** begin Excerpt **

BloGroonga

2020-09-29

Groonga 10.0.7 has been released

Groonga 10.0.7 has been released!

How to install: Install

Changes

Here are important changes in this release:

  • [highlight], [highlight_full] Added support for normalizer options.

  • return code Added a new return code GRN_CONNECTION_RESET for resetting connection.

    • it is returned when an existing connection was forcibly close by the remote host.
  • Dropped Ubuntu 19.10 (Eoan Ermine).

    • Because this version has been EOL.
  • [httpd] Updated bundled nginx to 1.19.2.

  • grndb Added support for detecting duplicate keys.

    • grndb check is also able to detect duplicate keys since this release.
    • This check valid except a table of TABLE_NO_KEY.
    • If the table that was detected duplicate keys by grndb check has only index columns, we can recover by grndb recover.
  • [table_create], [column_create] Added a new option --path.

  • [dump] Added a new option --dump_paths.

  • Added a new function string_toknize().

    • It tokenizes the column value that is specified in the second argument with the tokenizer that is specified in the first argument.
  • [tokenizer] Added a new tokenizer TokenDocumentVectorTFIDF (experimental).

    • It generates automatically document vector by TF-IDF.
  • [tokenizer] Added a new tokenizer TokenDocumentVectorBM25 (experimental).

    • It generates automatically document vector by BM25.
  • [select] Added support for near search in same sentence.

  • Fixed a bug that load didn't a return response when we executed it against 257 columns.

    • This bug may occur from 10.0.4 or later.
    • This bug only occur when we load data by using [a, b, c, ...] format.

      • If we load data by using [{...}], this bug doesn't occur.
  • [MessagePack] Fixed a bug that float32 value isn't be unpacked correctly.

  • Fixed the following bugs related multi column index.

    • _score may be broken with full text search.
    • The records that couldn't hit might hit.

[highlight], highlight_full Added support for normalizer options

  • We can also specify normalizer options into highlight() and highlight_full().
  • Please refer to the following about possible options to set.

    • https://groonga.org/docs/reference/normalizers/normalizer_nfkc100.html#parameters
  • For example, we can identify hyphen that has different code point by using unify_hyphen.

    table_create Entries TABLE_NO_KEY
    column_create Entries body COLUMN_SCALAR ShortText
    
    load --table Entries
    [
    {"body": "full-text-search. Use U+002D HYPHEN-MINUS"},
    {"body": "full֊text֊search. Use U+058A ARMENIAN HYPHEN"},
    {"body": "full˗text˗search. Use U+02D7 MODIFIER LETTER MINUS SIGN"}
    ]
    
    select Entries --output_columns \
      'highlight_full(body, \
                      "NormalizerNFKC121(\\"unify_hyphen\\", true)", \
                      true, \
                      "full-text-search", \
                      "<span class=\\"keyword1\\">", \
                      "</span>")' --output-pretty yes
    [
      [
        0,
        0.0,
        0.0
      ],
      [
        [
          [
            3
          ],
          [
            [
    	  "highlight_full",
    	  null
    	]
          ],
          [
            "<span class=\"keyword1\">full-text-search</span>. Use U+002D HYPHEN-MINUS"
          ],
          [
            "<span class=\"keyword1\">full֊text֊search</span>. Use U+058A ARMENIAN HYPHEN"

** end Excerpt **
** begin Supplied material **

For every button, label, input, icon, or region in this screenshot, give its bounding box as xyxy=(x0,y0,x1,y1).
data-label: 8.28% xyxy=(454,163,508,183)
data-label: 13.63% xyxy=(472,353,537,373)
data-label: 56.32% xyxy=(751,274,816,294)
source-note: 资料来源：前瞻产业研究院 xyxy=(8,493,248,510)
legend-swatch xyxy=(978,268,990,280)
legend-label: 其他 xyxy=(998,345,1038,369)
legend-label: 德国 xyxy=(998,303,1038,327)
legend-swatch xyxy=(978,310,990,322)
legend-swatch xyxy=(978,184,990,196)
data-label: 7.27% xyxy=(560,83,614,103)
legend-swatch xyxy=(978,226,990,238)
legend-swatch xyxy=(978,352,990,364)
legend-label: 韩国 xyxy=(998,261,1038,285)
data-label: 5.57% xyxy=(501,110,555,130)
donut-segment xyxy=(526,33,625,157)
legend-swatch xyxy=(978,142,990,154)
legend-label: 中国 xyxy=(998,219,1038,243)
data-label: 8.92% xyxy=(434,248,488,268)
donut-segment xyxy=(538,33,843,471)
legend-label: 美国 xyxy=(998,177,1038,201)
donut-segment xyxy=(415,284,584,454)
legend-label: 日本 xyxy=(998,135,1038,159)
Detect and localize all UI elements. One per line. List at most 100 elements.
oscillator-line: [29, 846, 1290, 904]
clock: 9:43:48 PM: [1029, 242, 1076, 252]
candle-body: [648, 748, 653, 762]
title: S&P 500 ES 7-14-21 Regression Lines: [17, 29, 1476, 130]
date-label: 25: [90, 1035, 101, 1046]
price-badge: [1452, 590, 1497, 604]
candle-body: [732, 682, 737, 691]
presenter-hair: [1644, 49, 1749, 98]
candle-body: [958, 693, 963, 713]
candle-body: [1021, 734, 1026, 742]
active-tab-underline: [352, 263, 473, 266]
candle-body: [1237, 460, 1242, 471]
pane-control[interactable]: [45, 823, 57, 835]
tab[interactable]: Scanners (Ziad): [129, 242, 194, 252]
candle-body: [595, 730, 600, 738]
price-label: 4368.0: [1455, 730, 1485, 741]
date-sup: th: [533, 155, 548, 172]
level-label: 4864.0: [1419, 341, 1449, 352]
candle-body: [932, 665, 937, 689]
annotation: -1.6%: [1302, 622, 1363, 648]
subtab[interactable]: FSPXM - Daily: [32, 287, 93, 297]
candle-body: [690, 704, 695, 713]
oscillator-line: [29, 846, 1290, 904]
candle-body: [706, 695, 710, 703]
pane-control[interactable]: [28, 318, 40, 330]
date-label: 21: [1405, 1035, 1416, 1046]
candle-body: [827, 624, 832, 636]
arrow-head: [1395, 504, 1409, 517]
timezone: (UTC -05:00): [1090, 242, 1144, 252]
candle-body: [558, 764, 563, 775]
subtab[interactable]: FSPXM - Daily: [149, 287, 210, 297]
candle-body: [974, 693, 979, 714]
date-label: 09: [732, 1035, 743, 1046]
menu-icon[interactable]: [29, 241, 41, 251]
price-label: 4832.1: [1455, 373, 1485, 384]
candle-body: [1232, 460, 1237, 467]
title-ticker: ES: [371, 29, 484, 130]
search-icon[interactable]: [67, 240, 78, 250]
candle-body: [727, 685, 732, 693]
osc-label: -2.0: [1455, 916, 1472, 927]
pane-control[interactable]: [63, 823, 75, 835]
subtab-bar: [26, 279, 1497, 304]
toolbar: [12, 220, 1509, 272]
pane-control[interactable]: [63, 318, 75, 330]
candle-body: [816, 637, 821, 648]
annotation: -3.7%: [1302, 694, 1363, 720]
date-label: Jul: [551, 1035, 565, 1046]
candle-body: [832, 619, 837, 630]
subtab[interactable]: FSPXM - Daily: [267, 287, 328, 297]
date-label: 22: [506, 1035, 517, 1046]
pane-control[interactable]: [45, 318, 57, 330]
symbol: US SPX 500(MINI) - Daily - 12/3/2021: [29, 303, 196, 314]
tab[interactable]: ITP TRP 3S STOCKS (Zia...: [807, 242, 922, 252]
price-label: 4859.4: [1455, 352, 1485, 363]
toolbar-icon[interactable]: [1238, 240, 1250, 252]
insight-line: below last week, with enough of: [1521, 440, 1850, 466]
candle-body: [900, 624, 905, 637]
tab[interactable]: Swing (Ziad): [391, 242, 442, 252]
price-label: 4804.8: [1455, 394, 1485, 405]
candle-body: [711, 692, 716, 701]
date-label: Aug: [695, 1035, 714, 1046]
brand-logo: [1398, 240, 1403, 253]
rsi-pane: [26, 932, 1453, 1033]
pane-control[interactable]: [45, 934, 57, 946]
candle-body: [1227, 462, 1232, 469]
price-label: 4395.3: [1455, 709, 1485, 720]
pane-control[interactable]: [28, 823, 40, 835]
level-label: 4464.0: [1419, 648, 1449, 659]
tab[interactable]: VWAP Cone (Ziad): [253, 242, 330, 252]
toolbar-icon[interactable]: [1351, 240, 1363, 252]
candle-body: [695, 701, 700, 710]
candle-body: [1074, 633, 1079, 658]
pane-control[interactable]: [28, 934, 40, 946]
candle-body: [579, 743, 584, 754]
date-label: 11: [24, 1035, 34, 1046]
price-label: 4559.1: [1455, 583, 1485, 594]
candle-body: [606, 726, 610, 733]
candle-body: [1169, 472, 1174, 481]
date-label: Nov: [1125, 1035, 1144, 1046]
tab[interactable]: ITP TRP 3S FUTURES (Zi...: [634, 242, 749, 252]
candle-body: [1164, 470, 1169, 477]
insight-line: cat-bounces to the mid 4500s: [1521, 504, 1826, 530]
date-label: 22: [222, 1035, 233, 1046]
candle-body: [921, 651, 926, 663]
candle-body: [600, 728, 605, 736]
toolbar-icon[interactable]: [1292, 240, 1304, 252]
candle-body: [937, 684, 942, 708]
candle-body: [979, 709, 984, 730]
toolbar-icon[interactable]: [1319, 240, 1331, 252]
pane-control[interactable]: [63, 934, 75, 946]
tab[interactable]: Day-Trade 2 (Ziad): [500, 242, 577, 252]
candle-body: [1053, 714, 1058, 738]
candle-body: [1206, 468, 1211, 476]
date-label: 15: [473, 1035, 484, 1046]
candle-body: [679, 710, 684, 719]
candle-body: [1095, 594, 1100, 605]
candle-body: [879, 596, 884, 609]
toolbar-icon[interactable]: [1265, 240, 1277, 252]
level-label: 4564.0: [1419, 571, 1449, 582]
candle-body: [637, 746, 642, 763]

** end Supplied material **

| Written instruction 1 |
In the Groonga 10.0.7 release notes, what version was the bundled nginx updated to?
| Written instruction 2 |
Continue the Groonga 10.0.7 release notes from the point where they stop.

| Output 1 |
1.19.2

| Output 2 |
          ],
          [
            "<span class=\"keyword1\">full˗text˗search</span>. Use U+02D7 MODIFIER LETTER MINUS SIGN"
          ]
        ]
      ]
    ]
    
  • If we don't specify unify_hyphen option, {"body": "full-text-search. Use U+002D HYPHEN-MINUS"} is only highlighted as below.

    • Because the other record different code point from the hyphen that is included the search keyword.
    select Entries --output_columns \
      'highlight_full(body, \
                      "NormalizerNFKC121()", \
                      true, \
                      "full-text-search", \
                      "<span class=\\"keyword1\\">", \
                      "</span>")'
    [
      [
        0,
        0.0,
        0.0
      ],
      [
        [
          [
        3
      ],
      [
        [
          "highlight_full",
          null
        ]
      ],
      [
        "<span class=\"keyword1\">full-text-search</span>. Use U+002D HYPHEN-MINUS"
      ],
      [
        "full֊text֊search. Use U+058A ARMENIAN HYPHEN"
      ],
      [
        "full˗text˗search. Use U+02D7 MODIFIER LETTER MINUS SIGN"
      ]
        ]
      ]
    ]
    

table_create, column_create Added a new option --path.

  • We can store specified a table or a column to any path using this option.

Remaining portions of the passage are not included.